Work required: Find the string "peaks" in the entries and copy each line that has it.

————————

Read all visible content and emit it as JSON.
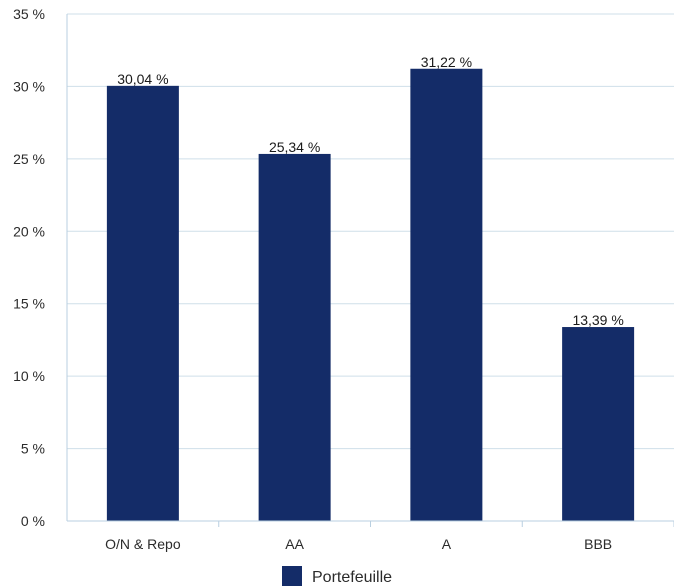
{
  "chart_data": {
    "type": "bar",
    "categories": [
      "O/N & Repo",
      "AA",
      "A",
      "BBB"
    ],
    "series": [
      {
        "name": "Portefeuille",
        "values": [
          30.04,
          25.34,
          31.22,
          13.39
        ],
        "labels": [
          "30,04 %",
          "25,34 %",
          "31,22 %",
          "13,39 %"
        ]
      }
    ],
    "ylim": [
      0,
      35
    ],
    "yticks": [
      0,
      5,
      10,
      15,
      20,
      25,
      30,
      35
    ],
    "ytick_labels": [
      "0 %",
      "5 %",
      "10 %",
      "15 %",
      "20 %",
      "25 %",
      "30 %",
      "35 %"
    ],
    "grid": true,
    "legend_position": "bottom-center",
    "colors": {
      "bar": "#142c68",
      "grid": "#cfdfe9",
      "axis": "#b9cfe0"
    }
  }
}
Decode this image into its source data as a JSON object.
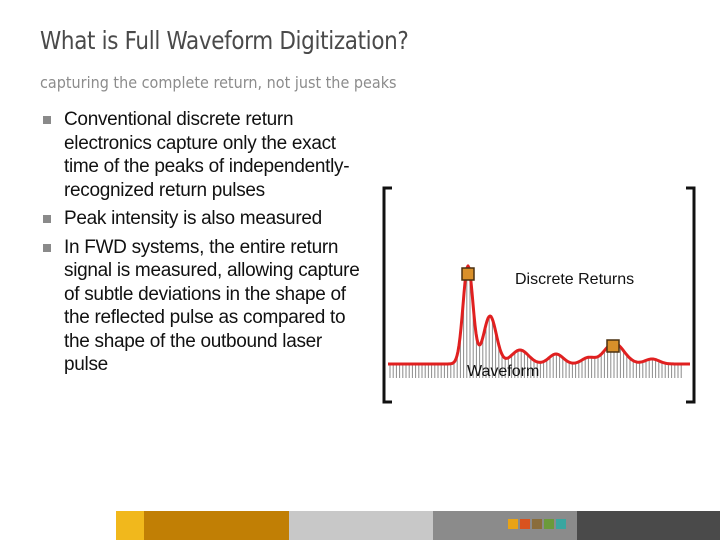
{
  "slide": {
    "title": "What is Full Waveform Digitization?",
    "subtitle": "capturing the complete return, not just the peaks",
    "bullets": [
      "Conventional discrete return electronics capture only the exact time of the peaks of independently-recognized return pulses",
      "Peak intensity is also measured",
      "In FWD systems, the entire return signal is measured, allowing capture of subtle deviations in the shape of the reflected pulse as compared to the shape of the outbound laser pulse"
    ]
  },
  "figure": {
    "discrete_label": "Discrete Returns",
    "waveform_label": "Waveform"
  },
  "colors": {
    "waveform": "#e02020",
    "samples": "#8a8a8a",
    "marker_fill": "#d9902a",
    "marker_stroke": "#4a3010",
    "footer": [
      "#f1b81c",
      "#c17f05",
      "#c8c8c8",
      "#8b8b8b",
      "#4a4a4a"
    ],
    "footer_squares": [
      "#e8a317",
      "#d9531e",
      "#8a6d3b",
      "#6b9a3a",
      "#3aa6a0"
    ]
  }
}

————————

Final result:
    "subtitle": "capturing the complete return, not just the peaks",
      "Conventional discrete return electronics capture only the exact time of the peaks of independently-recognized return pulses",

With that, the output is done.